• TASK DESCRIPTION: Reproduce every line of the records below word for word, keeping them in their original order.
☆ ☆ ☆ ☆
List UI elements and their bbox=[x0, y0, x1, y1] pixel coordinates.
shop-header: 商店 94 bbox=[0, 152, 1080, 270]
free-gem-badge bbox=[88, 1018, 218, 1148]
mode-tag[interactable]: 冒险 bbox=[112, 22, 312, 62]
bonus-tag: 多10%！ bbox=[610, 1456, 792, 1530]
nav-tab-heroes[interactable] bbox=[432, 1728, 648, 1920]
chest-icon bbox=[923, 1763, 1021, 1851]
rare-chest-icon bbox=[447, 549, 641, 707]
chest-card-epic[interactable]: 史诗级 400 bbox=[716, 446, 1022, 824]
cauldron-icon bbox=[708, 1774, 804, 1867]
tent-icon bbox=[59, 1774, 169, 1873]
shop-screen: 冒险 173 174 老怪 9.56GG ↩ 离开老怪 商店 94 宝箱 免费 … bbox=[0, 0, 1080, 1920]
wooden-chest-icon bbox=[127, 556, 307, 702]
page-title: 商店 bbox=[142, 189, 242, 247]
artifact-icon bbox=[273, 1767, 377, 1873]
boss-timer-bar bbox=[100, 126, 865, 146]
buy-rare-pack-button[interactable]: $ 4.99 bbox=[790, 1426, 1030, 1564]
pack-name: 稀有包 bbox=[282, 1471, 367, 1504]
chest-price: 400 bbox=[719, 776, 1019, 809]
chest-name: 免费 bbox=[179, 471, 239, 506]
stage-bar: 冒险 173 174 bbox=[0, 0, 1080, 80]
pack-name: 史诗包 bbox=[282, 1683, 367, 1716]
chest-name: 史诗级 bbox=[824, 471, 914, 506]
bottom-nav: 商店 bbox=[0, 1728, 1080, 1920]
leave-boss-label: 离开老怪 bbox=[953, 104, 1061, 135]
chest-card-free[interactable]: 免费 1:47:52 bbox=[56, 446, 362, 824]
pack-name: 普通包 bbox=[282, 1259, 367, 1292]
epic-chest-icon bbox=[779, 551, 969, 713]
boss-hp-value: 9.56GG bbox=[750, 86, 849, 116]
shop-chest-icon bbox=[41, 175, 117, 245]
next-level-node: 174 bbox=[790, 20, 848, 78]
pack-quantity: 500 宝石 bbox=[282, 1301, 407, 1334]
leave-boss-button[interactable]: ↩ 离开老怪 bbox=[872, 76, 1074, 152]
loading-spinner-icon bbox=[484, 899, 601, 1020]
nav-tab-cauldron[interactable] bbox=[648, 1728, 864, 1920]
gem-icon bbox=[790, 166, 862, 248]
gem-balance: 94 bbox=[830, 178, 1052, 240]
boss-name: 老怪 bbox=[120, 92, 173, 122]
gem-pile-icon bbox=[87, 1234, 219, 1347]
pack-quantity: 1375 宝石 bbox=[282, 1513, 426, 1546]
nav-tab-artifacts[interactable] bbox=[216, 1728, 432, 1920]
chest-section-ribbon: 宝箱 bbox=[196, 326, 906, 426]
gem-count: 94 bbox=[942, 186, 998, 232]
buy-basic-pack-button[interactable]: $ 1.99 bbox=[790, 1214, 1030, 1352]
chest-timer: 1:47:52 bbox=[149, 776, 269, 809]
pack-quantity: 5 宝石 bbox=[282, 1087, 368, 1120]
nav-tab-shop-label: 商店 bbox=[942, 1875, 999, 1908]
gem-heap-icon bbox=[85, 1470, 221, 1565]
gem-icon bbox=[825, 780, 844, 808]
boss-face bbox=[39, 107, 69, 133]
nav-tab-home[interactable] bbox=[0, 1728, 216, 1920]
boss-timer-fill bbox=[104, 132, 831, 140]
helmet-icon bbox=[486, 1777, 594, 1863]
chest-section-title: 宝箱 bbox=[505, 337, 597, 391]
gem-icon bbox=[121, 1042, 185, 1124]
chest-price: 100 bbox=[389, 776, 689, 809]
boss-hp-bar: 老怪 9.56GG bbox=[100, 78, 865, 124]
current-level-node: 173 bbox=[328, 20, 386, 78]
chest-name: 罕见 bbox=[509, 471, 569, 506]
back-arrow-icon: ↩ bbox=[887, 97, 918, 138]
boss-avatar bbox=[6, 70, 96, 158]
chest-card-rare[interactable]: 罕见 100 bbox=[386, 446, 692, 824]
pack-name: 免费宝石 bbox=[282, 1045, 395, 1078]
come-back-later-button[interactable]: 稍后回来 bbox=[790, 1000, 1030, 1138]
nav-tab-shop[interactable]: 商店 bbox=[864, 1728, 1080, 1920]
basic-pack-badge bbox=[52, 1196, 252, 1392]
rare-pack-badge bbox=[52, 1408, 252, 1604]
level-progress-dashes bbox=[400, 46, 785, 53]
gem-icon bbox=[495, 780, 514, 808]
☆ ☆ ☆ ☆
• TASK ANSWER:
List UI elements and their bbox=[x0, y0, x1, y1] pixel coordinates.
shop-header: 商店 94 bbox=[0, 152, 1080, 270]
free-gem-badge bbox=[88, 1018, 218, 1148]
mode-tag[interactable]: 冒险 bbox=[112, 22, 312, 62]
bonus-tag: 多10%！ bbox=[610, 1456, 792, 1530]
nav-tab-heroes[interactable] bbox=[432, 1728, 648, 1920]
chest-icon bbox=[923, 1763, 1021, 1851]
rare-chest-icon bbox=[447, 549, 641, 707]
chest-card-epic[interactable]: 史诗级 400 bbox=[716, 446, 1022, 824]
cauldron-icon bbox=[708, 1774, 804, 1867]
tent-icon bbox=[59, 1774, 169, 1873]
shop-screen: 冒险 173 174 老怪 9.56GG ↩ 离开老怪 商店 94 宝箱 免费 … bbox=[0, 0, 1080, 1920]
wooden-chest-icon bbox=[127, 556, 307, 702]
page-title: 商店 bbox=[142, 189, 242, 247]
artifact-icon bbox=[273, 1767, 377, 1873]
boss-timer-bar bbox=[100, 126, 865, 146]
buy-rare-pack-button[interactable]: $ 4.99 bbox=[790, 1426, 1030, 1564]
pack-name: 稀有包 bbox=[282, 1471, 367, 1504]
chest-price: 400 bbox=[719, 776, 1019, 809]
chest-name: 免费 bbox=[179, 471, 239, 506]
stage-bar: 冒险 173 174 bbox=[0, 0, 1080, 80]
pack-name: 史诗包 bbox=[282, 1683, 367, 1716]
chest-name: 史诗级 bbox=[824, 471, 914, 506]
bottom-nav: 商店 bbox=[0, 1728, 1080, 1920]
leave-boss-label: 离开老怪 bbox=[953, 104, 1061, 135]
chest-card-free[interactable]: 免费 1:47:52 bbox=[56, 446, 362, 824]
pack-name: 普通包 bbox=[282, 1259, 367, 1292]
epic-chest-icon bbox=[779, 551, 969, 713]
boss-hp-value: 9.56GG bbox=[750, 86, 849, 116]
shop-chest-icon bbox=[41, 175, 117, 245]
next-level-node: 174 bbox=[790, 20, 848, 78]
pack-quantity: 500 宝石 bbox=[282, 1301, 407, 1334]
leave-boss-button[interactable]: ↩ 离开老怪 bbox=[872, 76, 1074, 152]
loading-spinner-icon bbox=[484, 899, 601, 1020]
nav-tab-cauldron[interactable] bbox=[648, 1728, 864, 1920]
gem-icon bbox=[790, 166, 862, 248]
gem-balance: 94 bbox=[830, 178, 1052, 240]
boss-name: 老怪 bbox=[120, 92, 173, 122]
gem-pile-icon bbox=[87, 1234, 219, 1347]
pack-quantity: 1375 宝石 bbox=[282, 1513, 426, 1546]
nav-tab-artifacts[interactable] bbox=[216, 1728, 432, 1920]
chest-section-ribbon: 宝箱 bbox=[196, 326, 906, 426]
gem-count: 94 bbox=[942, 186, 998, 232]
buy-basic-pack-button[interactable]: $ 1.99 bbox=[790, 1214, 1030, 1352]
chest-timer: 1:47:52 bbox=[149, 776, 269, 809]
pack-quantity: 5 宝石 bbox=[282, 1087, 368, 1120]
nav-tab-shop-label: 商店 bbox=[942, 1875, 999, 1908]
gem-heap-icon bbox=[85, 1470, 221, 1565]
gem-icon bbox=[825, 780, 844, 808]
boss-face bbox=[39, 107, 69, 133]
nav-tab-home[interactable] bbox=[0, 1728, 216, 1920]
boss-timer-fill bbox=[104, 132, 831, 140]
helmet-icon bbox=[486, 1777, 594, 1863]
chest-section-title: 宝箱 bbox=[505, 337, 597, 391]
gem-icon bbox=[121, 1042, 185, 1124]
chest-price: 100 bbox=[389, 776, 689, 809]
boss-hp-bar: 老怪 9.56GG bbox=[100, 78, 865, 124]
current-level-node: 173 bbox=[328, 20, 386, 78]
chest-name: 罕见 bbox=[509, 471, 569, 506]
back-arrow-icon: ↩ bbox=[887, 97, 918, 138]
boss-avatar bbox=[6, 70, 96, 158]
chest-card-rare[interactable]: 罕见 100 bbox=[386, 446, 692, 824]
pack-name: 免费宝石 bbox=[282, 1045, 395, 1078]
come-back-later-button[interactable]: 稍后回来 bbox=[790, 1000, 1030, 1138]
nav-tab-shop[interactable]: 商店 bbox=[864, 1728, 1080, 1920]
basic-pack-badge bbox=[52, 1196, 252, 1392]
rare-pack-badge bbox=[52, 1408, 252, 1604]
level-progress-dashes bbox=[400, 46, 785, 53]
gem-icon bbox=[495, 780, 514, 808]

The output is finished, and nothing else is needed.